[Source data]

○ ○ ○ ○ ○

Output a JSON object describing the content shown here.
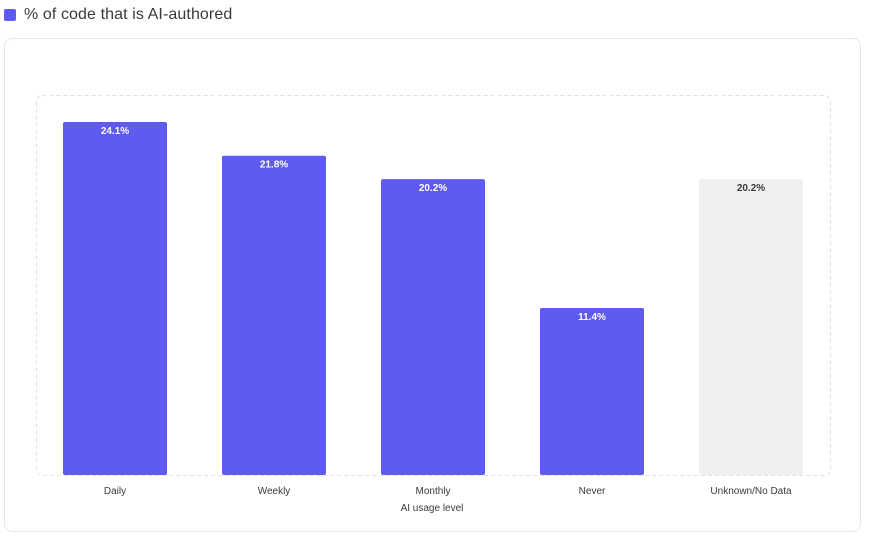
{
  "legend": {
    "label": "% of code that is AI-authored",
    "color": "#5f5af0"
  },
  "chart_data": {
    "type": "bar",
    "categories": [
      "Daily",
      "Weekly",
      "Monthly",
      "Never",
      "Unknown/No Data"
    ],
    "values": [
      24.1,
      21.8,
      20.2,
      11.4,
      20.2
    ],
    "value_labels": [
      "24.1%",
      "21.8%",
      "20.2%",
      "11.4%",
      "20.2%"
    ],
    "bar_colors": [
      "#5f5af0",
      "#5f5af0",
      "#5f5af0",
      "#5f5af0",
      "#f0f0f0"
    ],
    "label_colors": [
      "#ffffff",
      "#ffffff",
      "#ffffff",
      "#ffffff",
      "#3a3a3a"
    ],
    "xlabel": "AI usage level",
    "ylabel": "",
    "ylim": [
      0,
      24.1
    ],
    "grid": false,
    "legend_position": "top-left"
  }
}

○ ○ ○ ○ ○

▶ [Problem]: Give back each entry exactly as it appears, with no pictures.

▶ [Written response]:
Output a JSON object describing the content shown here.
{
  "legend": {
    "label": "% of code that is AI-authored",
    "color": "#5f5af0"
  },
  "chart_data": {
    "type": "bar",
    "categories": [
      "Daily",
      "Weekly",
      "Monthly",
      "Never",
      "Unknown/No Data"
    ],
    "values": [
      24.1,
      21.8,
      20.2,
      11.4,
      20.2
    ],
    "value_labels": [
      "24.1%",
      "21.8%",
      "20.2%",
      "11.4%",
      "20.2%"
    ],
    "bar_colors": [
      "#5f5af0",
      "#5f5af0",
      "#5f5af0",
      "#5f5af0",
      "#f0f0f0"
    ],
    "label_colors": [
      "#ffffff",
      "#ffffff",
      "#ffffff",
      "#ffffff",
      "#3a3a3a"
    ],
    "xlabel": "AI usage level",
    "ylabel": "",
    "ylim": [
      0,
      24.1
    ],
    "grid": false,
    "legend_position": "top-left"
  }
}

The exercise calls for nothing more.